[START OF Data for processing]

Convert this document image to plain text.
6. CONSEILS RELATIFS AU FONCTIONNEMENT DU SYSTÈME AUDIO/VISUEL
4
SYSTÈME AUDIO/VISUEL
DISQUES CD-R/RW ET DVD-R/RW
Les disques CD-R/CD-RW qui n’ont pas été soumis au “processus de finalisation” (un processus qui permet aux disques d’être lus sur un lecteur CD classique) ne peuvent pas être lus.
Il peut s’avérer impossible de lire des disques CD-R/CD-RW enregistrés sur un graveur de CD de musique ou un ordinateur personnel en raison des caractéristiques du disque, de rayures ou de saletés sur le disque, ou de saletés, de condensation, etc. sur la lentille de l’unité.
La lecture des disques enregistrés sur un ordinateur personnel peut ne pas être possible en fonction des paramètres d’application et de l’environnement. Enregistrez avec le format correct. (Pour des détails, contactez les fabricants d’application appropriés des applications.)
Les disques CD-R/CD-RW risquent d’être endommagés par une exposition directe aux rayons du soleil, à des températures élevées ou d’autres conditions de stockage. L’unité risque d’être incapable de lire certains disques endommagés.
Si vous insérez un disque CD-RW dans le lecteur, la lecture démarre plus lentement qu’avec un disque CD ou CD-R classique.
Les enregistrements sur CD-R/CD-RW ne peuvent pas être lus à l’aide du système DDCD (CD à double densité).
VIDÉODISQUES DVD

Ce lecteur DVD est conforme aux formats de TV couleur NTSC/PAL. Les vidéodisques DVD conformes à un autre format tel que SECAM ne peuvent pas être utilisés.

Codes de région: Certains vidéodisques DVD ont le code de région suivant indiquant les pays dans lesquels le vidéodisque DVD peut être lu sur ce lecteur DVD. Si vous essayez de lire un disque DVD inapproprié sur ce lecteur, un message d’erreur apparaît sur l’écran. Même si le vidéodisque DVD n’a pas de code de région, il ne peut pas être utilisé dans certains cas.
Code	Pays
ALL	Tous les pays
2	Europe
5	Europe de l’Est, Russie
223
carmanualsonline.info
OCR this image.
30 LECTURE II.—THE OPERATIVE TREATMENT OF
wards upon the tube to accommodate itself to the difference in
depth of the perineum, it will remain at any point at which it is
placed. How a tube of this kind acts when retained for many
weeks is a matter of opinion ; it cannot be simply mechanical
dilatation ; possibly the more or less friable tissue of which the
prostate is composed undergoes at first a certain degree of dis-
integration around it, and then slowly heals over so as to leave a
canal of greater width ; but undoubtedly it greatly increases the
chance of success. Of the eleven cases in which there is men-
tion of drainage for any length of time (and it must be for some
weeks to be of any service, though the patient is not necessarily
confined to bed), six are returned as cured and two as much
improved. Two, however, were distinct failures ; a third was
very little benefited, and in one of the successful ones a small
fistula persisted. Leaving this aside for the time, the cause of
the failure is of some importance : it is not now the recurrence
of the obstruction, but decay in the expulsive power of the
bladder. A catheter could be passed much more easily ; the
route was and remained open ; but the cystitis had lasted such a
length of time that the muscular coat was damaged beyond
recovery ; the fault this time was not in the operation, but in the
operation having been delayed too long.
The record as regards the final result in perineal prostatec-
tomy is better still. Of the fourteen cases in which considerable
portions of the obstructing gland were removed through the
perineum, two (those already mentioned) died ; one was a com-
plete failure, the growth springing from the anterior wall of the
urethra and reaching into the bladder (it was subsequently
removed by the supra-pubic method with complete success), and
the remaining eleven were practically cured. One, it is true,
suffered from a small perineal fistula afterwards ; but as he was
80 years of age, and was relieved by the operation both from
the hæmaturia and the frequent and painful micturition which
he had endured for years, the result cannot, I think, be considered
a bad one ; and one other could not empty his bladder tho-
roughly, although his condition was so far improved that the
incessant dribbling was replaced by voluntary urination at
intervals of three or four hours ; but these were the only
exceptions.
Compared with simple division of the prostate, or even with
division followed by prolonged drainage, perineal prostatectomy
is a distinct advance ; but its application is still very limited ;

[END OF Data for processing]

** Your instructions **
Copy every line of the listing that contains the word "image".

** Solution **
Convert this document image to plain text.
OCR this image.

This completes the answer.